[Items from a figure collection]
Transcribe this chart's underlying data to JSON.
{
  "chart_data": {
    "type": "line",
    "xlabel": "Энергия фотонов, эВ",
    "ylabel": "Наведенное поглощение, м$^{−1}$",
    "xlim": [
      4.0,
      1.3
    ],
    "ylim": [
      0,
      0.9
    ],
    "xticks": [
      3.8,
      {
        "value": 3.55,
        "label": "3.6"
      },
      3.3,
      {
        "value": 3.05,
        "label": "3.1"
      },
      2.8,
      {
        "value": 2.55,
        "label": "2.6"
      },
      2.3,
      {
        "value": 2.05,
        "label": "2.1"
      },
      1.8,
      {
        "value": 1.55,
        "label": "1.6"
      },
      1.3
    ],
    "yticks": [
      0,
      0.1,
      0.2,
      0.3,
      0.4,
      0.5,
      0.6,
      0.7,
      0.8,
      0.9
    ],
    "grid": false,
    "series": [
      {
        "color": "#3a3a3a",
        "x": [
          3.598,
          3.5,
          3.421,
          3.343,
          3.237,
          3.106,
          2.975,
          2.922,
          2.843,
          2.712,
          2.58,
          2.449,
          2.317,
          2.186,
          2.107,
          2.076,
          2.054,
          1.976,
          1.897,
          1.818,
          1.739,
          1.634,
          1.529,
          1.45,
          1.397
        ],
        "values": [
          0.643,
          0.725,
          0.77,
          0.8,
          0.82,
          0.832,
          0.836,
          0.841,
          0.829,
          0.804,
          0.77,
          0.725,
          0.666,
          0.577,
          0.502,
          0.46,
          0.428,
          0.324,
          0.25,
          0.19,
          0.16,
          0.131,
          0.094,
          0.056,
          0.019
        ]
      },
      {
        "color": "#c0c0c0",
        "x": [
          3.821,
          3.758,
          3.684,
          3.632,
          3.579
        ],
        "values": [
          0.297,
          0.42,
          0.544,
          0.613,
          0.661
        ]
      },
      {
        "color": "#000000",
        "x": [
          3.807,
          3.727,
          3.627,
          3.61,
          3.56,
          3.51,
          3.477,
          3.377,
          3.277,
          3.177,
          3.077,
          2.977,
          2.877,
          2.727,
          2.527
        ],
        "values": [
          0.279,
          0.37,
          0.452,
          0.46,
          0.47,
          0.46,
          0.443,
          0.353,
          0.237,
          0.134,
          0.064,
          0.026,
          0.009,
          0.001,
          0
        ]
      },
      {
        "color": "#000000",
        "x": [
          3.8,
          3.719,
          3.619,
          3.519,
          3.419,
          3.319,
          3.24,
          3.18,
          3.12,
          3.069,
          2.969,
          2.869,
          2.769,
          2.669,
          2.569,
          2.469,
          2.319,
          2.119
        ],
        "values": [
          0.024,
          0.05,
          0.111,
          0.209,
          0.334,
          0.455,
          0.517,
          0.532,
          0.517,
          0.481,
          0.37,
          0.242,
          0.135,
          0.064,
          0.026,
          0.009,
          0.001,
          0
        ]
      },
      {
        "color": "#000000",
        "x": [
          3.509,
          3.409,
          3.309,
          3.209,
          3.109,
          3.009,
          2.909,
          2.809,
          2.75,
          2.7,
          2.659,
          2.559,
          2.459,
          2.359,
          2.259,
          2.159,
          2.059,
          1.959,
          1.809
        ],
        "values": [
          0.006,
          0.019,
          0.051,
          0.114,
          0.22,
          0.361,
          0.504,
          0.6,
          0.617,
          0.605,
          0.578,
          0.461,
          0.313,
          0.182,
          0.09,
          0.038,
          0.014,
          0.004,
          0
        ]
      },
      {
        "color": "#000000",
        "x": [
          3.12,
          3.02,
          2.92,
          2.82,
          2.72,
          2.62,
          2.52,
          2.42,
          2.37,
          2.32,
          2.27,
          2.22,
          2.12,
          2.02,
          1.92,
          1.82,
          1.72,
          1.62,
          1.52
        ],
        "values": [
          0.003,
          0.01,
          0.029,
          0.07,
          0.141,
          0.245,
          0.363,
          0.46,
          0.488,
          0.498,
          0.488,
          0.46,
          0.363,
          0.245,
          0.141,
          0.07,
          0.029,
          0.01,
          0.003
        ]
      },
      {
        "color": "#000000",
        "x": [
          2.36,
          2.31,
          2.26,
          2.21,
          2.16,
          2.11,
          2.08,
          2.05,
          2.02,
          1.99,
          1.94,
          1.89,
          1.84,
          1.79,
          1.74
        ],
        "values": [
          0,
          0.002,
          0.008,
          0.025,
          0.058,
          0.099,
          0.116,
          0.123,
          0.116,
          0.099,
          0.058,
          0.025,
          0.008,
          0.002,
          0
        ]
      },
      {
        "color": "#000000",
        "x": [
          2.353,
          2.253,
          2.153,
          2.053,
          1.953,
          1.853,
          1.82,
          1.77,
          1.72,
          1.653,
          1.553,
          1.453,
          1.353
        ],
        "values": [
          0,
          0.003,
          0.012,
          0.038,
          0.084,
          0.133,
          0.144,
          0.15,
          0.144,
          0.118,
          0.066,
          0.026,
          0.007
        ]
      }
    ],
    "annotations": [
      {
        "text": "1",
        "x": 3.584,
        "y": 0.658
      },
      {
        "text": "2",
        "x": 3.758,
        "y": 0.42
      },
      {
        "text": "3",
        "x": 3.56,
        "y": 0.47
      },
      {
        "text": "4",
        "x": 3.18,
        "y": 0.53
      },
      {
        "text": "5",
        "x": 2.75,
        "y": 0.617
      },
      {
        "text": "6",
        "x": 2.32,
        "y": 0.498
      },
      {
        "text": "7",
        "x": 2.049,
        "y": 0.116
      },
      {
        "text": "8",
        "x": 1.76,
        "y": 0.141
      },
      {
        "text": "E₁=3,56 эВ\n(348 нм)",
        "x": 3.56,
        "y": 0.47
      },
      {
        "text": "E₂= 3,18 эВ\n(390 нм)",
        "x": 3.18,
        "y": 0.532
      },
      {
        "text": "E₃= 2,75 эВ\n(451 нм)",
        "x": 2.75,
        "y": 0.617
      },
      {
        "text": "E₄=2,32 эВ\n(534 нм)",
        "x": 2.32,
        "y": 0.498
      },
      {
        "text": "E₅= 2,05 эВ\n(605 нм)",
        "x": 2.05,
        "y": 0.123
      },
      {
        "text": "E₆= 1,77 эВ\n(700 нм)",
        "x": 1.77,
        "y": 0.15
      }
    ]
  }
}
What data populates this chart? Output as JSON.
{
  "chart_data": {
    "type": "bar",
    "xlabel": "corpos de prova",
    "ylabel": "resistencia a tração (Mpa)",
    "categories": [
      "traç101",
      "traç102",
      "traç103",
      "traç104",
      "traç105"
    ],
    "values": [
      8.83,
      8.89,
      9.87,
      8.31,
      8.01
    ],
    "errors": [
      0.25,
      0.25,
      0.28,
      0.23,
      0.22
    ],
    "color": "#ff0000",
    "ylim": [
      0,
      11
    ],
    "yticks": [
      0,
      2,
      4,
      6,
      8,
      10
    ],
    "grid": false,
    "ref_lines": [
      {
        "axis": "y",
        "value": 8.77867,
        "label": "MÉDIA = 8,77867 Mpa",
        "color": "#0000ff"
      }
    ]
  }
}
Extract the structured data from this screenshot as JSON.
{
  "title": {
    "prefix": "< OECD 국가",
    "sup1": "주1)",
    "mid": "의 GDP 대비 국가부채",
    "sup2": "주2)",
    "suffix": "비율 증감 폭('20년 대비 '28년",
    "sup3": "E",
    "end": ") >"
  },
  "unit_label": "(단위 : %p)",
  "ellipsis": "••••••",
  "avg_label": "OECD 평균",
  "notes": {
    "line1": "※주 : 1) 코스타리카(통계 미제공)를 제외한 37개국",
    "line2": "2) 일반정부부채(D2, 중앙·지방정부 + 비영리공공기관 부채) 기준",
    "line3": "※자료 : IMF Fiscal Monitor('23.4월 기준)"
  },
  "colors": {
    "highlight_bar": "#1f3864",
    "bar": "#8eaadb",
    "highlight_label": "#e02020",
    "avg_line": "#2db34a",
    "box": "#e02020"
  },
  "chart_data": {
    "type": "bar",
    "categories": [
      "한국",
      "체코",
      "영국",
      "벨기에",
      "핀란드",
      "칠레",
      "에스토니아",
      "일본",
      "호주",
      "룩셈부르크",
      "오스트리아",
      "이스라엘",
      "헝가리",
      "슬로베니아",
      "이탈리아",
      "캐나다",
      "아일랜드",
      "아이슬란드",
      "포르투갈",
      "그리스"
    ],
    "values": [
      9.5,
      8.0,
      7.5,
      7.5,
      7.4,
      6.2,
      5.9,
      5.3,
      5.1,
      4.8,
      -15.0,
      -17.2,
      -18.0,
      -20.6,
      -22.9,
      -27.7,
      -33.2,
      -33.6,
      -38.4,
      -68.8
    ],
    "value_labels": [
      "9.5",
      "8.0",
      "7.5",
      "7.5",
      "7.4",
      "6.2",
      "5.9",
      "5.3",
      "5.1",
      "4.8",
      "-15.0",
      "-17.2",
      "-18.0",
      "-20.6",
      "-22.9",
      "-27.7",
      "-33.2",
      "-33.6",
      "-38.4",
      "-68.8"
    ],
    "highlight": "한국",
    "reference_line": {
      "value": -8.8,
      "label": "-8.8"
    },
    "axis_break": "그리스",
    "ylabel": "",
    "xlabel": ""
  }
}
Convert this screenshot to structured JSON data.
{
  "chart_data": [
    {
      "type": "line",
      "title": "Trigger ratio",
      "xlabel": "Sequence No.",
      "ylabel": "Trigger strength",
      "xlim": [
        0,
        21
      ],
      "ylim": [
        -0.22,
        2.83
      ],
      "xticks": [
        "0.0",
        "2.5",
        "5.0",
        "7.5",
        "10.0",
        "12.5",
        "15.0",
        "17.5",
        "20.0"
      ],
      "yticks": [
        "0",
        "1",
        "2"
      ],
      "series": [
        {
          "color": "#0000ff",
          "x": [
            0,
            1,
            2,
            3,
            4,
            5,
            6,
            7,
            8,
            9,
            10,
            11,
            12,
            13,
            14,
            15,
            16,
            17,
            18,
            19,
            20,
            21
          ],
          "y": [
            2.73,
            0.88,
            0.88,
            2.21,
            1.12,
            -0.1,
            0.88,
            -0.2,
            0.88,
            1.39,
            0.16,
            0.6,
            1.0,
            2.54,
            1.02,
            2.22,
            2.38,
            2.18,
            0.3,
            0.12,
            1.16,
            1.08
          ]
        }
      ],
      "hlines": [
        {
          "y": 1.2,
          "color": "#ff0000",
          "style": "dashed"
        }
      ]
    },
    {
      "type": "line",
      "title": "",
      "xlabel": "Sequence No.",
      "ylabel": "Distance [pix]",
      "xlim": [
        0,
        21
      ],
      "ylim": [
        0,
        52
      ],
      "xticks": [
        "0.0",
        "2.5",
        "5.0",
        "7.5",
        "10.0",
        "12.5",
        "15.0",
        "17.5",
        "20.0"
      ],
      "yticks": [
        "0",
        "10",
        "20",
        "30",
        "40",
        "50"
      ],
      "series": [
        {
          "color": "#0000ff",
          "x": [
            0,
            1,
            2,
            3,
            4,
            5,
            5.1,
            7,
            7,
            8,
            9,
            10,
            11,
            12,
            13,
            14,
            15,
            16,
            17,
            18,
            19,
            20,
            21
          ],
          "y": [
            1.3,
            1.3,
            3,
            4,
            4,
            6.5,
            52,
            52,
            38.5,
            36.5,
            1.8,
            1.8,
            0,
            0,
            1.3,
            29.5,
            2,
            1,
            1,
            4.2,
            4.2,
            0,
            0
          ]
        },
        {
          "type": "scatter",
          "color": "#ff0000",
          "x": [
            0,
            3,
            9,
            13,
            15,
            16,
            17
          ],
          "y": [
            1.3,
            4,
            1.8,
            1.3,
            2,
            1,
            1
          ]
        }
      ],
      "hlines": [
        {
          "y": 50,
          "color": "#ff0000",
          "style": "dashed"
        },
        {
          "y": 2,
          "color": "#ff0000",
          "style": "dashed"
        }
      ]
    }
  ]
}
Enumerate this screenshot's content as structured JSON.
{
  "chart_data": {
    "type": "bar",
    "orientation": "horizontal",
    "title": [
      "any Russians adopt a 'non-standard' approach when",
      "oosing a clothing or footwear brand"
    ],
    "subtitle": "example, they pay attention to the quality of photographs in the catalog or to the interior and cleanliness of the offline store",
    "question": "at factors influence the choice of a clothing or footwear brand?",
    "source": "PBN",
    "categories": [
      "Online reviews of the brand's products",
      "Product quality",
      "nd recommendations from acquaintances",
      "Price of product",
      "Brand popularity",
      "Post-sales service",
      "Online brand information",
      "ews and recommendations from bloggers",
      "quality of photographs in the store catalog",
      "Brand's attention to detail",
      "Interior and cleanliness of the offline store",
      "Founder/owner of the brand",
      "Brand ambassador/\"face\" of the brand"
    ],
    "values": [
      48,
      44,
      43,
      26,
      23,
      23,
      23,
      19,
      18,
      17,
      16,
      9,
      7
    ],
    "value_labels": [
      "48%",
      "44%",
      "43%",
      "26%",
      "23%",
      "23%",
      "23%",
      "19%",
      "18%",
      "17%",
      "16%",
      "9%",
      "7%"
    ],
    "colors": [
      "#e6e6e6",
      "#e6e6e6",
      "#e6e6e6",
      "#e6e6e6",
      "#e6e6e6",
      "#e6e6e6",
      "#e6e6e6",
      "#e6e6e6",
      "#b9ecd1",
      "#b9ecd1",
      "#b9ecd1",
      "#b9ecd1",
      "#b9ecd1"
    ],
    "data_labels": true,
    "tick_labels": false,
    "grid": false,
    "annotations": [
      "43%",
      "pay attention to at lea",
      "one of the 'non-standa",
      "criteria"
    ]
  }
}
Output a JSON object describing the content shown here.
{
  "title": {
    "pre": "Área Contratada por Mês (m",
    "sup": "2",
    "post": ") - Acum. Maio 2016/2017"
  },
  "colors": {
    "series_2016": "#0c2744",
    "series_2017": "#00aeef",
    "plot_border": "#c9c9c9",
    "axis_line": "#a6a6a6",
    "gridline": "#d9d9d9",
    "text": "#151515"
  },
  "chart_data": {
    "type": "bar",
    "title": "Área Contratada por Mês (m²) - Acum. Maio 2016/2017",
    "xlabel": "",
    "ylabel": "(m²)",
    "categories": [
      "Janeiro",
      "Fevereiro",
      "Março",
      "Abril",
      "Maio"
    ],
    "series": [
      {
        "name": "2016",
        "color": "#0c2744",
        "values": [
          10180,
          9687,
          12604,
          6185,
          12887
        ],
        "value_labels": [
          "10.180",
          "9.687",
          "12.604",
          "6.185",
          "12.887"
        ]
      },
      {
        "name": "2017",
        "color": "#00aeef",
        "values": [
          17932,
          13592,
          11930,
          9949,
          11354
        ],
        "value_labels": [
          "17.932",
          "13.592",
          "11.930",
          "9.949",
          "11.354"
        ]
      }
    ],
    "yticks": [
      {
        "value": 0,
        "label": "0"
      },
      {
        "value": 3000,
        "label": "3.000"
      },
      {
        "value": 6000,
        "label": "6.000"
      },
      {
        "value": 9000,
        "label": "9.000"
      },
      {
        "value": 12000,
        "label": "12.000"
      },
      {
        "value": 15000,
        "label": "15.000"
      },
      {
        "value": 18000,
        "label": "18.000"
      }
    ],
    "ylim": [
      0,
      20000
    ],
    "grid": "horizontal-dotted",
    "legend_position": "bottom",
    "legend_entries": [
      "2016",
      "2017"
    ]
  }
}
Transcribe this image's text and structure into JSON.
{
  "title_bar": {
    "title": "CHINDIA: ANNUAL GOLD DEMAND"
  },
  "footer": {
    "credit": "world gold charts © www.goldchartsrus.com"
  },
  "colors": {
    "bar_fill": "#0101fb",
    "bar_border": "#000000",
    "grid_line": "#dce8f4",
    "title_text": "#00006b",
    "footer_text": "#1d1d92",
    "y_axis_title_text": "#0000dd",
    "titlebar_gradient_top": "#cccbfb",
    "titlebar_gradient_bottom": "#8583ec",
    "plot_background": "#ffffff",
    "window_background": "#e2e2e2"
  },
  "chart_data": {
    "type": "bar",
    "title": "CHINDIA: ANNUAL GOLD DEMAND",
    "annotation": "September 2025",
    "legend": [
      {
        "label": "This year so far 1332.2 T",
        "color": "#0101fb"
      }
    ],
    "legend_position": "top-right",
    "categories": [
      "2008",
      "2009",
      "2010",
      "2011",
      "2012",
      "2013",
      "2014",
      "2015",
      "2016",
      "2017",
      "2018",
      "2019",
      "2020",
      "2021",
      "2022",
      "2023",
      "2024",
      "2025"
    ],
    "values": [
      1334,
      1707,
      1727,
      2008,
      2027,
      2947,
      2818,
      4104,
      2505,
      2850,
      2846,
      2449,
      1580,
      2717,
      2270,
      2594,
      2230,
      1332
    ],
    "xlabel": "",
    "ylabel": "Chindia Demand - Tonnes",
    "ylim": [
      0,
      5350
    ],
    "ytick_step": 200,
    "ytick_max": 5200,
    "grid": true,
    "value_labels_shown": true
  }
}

Given exercise ->
In the entries above, identify every line with the string "recommendations".

Task output ->
      "nd recommendations from acquaintances",
      "ews and recommendations from bloggers",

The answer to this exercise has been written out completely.